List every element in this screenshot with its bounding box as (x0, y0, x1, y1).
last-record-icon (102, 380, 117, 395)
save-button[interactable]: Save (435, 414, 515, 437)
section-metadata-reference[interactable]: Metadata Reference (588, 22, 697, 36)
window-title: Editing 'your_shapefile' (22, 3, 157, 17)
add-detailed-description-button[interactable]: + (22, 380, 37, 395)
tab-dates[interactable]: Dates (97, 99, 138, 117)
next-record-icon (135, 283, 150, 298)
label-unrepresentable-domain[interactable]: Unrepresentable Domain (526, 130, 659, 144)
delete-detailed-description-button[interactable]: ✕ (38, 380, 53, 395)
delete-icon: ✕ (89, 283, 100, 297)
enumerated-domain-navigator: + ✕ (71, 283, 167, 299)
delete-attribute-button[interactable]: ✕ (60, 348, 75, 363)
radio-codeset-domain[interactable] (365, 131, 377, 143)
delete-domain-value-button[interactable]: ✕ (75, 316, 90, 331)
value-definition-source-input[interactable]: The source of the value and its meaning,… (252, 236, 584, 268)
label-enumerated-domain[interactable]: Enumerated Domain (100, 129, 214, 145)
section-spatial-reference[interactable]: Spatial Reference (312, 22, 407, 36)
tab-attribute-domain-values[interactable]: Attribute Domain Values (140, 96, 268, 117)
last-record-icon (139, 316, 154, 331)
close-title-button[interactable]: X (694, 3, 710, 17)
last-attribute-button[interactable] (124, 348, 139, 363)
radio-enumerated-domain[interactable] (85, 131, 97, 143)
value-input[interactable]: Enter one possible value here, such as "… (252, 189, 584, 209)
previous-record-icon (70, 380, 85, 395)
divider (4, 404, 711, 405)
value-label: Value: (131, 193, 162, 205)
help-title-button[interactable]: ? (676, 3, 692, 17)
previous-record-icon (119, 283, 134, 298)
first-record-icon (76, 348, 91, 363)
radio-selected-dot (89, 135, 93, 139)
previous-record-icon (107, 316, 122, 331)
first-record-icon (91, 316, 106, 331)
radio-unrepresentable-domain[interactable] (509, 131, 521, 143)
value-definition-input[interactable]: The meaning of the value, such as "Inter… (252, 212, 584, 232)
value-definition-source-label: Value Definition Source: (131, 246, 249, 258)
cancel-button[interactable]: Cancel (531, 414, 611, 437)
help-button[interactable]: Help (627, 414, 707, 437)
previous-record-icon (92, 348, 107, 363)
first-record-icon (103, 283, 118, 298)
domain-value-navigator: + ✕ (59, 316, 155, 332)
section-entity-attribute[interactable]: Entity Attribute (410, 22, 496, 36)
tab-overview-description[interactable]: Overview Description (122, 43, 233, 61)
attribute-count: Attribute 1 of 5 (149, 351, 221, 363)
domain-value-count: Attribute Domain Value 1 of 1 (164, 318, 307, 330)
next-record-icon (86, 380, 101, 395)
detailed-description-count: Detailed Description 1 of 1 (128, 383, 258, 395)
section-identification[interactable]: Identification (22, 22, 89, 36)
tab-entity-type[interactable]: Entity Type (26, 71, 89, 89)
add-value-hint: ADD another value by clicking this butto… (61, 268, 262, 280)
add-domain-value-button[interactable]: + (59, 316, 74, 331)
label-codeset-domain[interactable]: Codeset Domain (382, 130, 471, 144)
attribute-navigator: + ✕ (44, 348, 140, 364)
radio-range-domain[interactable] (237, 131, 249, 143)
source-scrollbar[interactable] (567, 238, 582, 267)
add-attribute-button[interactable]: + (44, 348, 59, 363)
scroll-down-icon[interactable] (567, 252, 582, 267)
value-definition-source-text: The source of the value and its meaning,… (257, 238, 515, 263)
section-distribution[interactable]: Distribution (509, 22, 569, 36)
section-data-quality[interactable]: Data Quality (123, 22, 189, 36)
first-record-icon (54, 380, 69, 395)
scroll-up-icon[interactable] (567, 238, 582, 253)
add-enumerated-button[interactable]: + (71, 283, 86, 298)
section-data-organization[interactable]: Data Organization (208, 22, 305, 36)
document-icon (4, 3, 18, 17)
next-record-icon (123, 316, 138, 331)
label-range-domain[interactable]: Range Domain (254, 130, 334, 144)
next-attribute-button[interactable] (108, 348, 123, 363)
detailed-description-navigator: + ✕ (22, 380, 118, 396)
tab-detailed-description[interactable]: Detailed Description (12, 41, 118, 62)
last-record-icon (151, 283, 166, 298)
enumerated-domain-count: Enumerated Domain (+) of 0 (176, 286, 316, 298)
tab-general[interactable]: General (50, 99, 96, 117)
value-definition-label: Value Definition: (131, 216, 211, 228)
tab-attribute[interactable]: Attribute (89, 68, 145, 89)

DIRECTION: Rewrite the material, changing every "previous-record-icon" to "prev-record-icon" and leaving everything else untouched.

REPLY:
List every element in this screenshot with its bounding box as (x0, y0, x1, y1).
last-record-icon (102, 380, 117, 395)
save-button[interactable]: Save (435, 414, 515, 437)
section-metadata-reference[interactable]: Metadata Reference (588, 22, 697, 36)
window-title: Editing 'your_shapefile' (22, 3, 157, 17)
add-detailed-description-button[interactable]: + (22, 380, 37, 395)
tab-dates[interactable]: Dates (97, 99, 138, 117)
next-record-icon (135, 283, 150, 298)
label-unrepresentable-domain[interactable]: Unrepresentable Domain (526, 130, 659, 144)
delete-detailed-description-button[interactable]: ✕ (38, 380, 53, 395)
delete-icon: ✕ (89, 283, 100, 297)
enumerated-domain-navigator: + ✕ (71, 283, 167, 299)
delete-attribute-button[interactable]: ✕ (60, 348, 75, 363)
radio-codeset-domain[interactable] (365, 131, 377, 143)
delete-domain-value-button[interactable]: ✕ (75, 316, 90, 331)
value-definition-source-input[interactable]: The source of the value and its meaning,… (252, 236, 584, 268)
label-enumerated-domain[interactable]: Enumerated Domain (100, 129, 214, 145)
section-spatial-reference[interactable]: Spatial Reference (312, 22, 407, 36)
tab-attribute-domain-values[interactable]: Attribute Domain Values (140, 96, 268, 117)
last-record-icon (139, 316, 154, 331)
close-title-button[interactable]: X (694, 3, 710, 17)
last-attribute-button[interactable] (124, 348, 139, 363)
radio-enumerated-domain[interactable] (85, 131, 97, 143)
value-input[interactable]: Enter one possible value here, such as "… (252, 189, 584, 209)
prev-record-icon (70, 380, 85, 395)
divider (4, 404, 711, 405)
value-label: Value: (131, 193, 162, 205)
help-title-button[interactable]: ? (676, 3, 692, 17)
prev-record-icon (119, 283, 134, 298)
first-record-icon (76, 348, 91, 363)
radio-selected-dot (89, 135, 93, 139)
prev-record-icon (107, 316, 122, 331)
first-record-icon (91, 316, 106, 331)
radio-unrepresentable-domain[interactable] (509, 131, 521, 143)
value-definition-input[interactable]: The meaning of the value, such as "Inter… (252, 212, 584, 232)
value-definition-source-label: Value Definition Source: (131, 246, 249, 258)
cancel-button[interactable]: Cancel (531, 414, 611, 437)
help-button[interactable]: Help (627, 414, 707, 437)
prev-record-icon (92, 348, 107, 363)
first-record-icon (103, 283, 118, 298)
domain-value-navigator: + ✕ (59, 316, 155, 332)
section-entity-attribute[interactable]: Entity Attribute (410, 22, 496, 36)
tab-overview-description[interactable]: Overview Description (122, 43, 233, 61)
attribute-count: Attribute 1 of 5 (149, 351, 221, 363)
domain-value-count: Attribute Domain Value 1 of 1 (164, 318, 307, 330)
next-record-icon (86, 380, 101, 395)
detailed-description-count: Detailed Description 1 of 1 (128, 383, 258, 395)
section-identification[interactable]: Identification (22, 22, 89, 36)
tab-entity-type[interactable]: Entity Type (26, 71, 89, 89)
add-value-hint: ADD another value by clicking this butto… (61, 268, 262, 280)
add-domain-value-button[interactable]: + (59, 316, 74, 331)
label-codeset-domain[interactable]: Codeset Domain (382, 130, 471, 144)
attribute-navigator: + ✕ (44, 348, 140, 364)
radio-range-domain[interactable] (237, 131, 249, 143)
source-scrollbar[interactable] (567, 238, 582, 267)
add-attribute-button[interactable]: + (44, 348, 59, 363)
scroll-down-icon[interactable] (567, 252, 582, 267)
value-definition-source-text: The source of the value and its meaning,… (257, 238, 515, 263)
section-distribution[interactable]: Distribution (509, 22, 569, 36)
section-data-quality[interactable]: Data Quality (123, 22, 189, 36)
first-record-icon (54, 380, 69, 395)
scroll-up-icon[interactable] (567, 238, 582, 253)
add-enumerated-button[interactable]: + (71, 283, 86, 298)
section-data-organization[interactable]: Data Organization (208, 22, 305, 36)
document-icon (4, 3, 18, 17)
next-record-icon (123, 316, 138, 331)
label-range-domain[interactable]: Range Domain (254, 130, 334, 144)
next-attribute-button[interactable] (108, 348, 123, 363)
detailed-description-navigator: + ✕ (22, 380, 118, 396)
tab-detailed-description[interactable]: Detailed Description (12, 41, 118, 62)
last-record-icon (151, 283, 166, 298)
enumerated-domain-count: Enumerated Domain (+) of 0 (176, 286, 316, 298)
tab-general[interactable]: General (50, 99, 96, 117)
value-definition-label: Value Definition: (131, 216, 211, 228)
tab-attribute[interactable]: Attribute (89, 68, 145, 89)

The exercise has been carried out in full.